Retype every entry exactly, character for character.

[Start of Records provided]

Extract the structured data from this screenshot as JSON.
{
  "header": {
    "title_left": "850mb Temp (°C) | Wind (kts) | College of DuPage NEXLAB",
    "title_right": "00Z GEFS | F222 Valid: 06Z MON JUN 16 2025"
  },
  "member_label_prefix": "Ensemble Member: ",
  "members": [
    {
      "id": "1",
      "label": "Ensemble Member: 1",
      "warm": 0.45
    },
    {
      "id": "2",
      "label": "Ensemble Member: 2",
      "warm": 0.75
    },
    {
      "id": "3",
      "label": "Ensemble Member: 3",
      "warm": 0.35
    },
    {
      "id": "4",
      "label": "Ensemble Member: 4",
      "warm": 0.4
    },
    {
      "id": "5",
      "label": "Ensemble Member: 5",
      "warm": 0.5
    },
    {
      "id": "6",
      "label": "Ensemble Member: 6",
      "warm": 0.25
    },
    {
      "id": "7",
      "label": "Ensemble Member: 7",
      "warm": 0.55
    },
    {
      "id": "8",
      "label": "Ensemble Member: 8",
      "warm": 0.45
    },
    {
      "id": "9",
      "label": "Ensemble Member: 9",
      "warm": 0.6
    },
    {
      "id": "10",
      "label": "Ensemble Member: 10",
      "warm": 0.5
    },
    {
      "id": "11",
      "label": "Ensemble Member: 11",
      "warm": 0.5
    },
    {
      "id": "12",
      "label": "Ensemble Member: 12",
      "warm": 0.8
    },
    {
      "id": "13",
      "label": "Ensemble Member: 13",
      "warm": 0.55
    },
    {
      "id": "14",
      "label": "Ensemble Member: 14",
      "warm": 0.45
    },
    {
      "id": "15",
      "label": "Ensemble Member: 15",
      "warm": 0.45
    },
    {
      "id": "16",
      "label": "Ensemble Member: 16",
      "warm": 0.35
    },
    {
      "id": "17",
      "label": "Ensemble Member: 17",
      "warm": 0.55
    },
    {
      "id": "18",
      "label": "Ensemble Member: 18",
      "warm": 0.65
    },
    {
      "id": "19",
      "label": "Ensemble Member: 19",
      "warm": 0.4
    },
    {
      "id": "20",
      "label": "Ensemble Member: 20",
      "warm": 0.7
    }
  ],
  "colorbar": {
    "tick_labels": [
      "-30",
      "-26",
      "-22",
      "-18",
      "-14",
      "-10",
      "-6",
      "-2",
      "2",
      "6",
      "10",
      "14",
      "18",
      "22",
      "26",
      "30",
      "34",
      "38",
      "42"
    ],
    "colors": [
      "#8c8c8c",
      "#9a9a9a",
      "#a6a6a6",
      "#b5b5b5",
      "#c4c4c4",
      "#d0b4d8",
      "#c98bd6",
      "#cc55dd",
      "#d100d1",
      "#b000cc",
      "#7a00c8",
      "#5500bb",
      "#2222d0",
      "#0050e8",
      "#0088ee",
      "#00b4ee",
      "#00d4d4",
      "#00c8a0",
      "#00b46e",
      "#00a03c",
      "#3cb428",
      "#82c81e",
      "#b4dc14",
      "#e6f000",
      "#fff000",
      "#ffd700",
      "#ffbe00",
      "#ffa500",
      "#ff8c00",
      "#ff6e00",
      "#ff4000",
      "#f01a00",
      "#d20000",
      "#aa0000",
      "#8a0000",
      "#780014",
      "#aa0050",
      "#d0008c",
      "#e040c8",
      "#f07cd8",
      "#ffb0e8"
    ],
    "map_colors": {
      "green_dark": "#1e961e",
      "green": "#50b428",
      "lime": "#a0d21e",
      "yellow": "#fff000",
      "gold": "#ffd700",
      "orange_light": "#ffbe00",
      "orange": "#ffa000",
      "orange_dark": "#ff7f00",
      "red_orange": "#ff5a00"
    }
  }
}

[End of Records provided]

Finished task
Extract the structured data from this screenshot as JSON.
{
  "header": {
    "title_left": "850mb Temp (°C) | Wind (kts) | College of DuPage NEXLAB",
    "title_right": "00Z GEFS | F222 Valid: 06Z MON JUN 16 2025"
  },
  "member_label_prefix": "Ensemble Member: ",
  "members": [
    {
      "id": "1",
      "label": "Ensemble Member: 1",
      "warm": 0.45
    },
    {
      "id": "2",
      "label": "Ensemble Member: 2",
      "warm": 0.75
    },
    {
      "id": "3",
      "label": "Ensemble Member: 3",
      "warm": 0.35
    },
    {
      "id": "4",
      "label": "Ensemble Member: 4",
      "warm": 0.4
    },
    {
      "id": "5",
      "label": "Ensemble Member: 5",
      "warm": 0.5
    },
    {
      "id": "6",
      "label": "Ensemble Member: 6",
      "warm": 0.25
    },
    {
      "id": "7",
      "label": "Ensemble Member: 7",
      "warm": 0.55
    },
    {
      "id": "8",
      "label": "Ensemble Member: 8",
      "warm": 0.45
    },
    {
      "id": "9",
      "label": "Ensemble Member: 9",
      "warm": 0.6
    },
    {
      "id": "10",
      "label": "Ensemble Member: 10",
      "warm": 0.5
    },
    {
      "id": "11",
      "label": "Ensemble Member: 11",
      "warm": 0.5
    },
    {
      "id": "12",
      "label": "Ensemble Member: 12",
      "warm": 0.8
    },
    {
      "id": "13",
      "label": "Ensemble Member: 13",
      "warm": 0.55
    },
    {
      "id": "14",
      "label": "Ensemble Member: 14",
      "warm": 0.45
    },
    {
      "id": "15",
      "label": "Ensemble Member: 15",
      "warm": 0.45
    },
    {
      "id": "16",
      "label": "Ensemble Member: 16",
      "warm": 0.35
    },
    {
      "id": "17",
      "label": "Ensemble Member: 17",
      "warm": 0.55
    },
    {
      "id": "18",
      "label": "Ensemble Member: 18",
      "warm": 0.65
    },
    {
      "id": "19",
      "label": "Ensemble Member: 19",
      "warm": 0.4
    },
    {
      "id": "20",
      "label": "Ensemble Member: 20",
      "warm": 0.7
    }
  ],
  "colorbar": {
    "tick_labels": [
      "-30",
      "-26",
      "-22",
      "-18",
      "-14",
      "-10",
      "-6",
      "-2",
      "2",
      "6",
      "10",
      "14",
      "18",
      "22",
      "26",
      "30",
      "34",
      "38",
      "42"
    ],
    "colors": [
      "#8c8c8c",
      "#9a9a9a",
      "#a6a6a6",
      "#b5b5b5",
      "#c4c4c4",
      "#d0b4d8",
      "#c98bd6",
      "#cc55dd",
      "#d100d1",
      "#b000cc",
      "#7a00c8",
      "#5500bb",
      "#2222d0",
      "#0050e8",
      "#0088ee",
      "#00b4ee",
      "#00d4d4",
      "#00c8a0",
      "#00b46e",
      "#00a03c",
      "#3cb428",
      "#82c81e",
      "#b4dc14",
      "#e6f000",
      "#fff000",
      "#ffd700",
      "#ffbe00",
      "#ffa500",
      "#ff8c00",
      "#ff6e00",
      "#ff4000",
      "#f01a00",
      "#d20000",
      "#aa0000",
      "#8a0000",
      "#780014",
      "#aa0050",
      "#d0008c",
      "#e040c8",
      "#f07cd8",
      "#ffb0e8"
    ],
    "map_colors": {
      "green_dark": "#1e961e",
      "green": "#50b428",
      "lime": "#a0d21e",
      "yellow": "#fff000",
      "gold": "#ffd700",
      "orange_light": "#ffbe00",
      "orange": "#ffa000",
      "orange_dark": "#ff7f00",
      "red_orange": "#ff5a00"
    }
  }
}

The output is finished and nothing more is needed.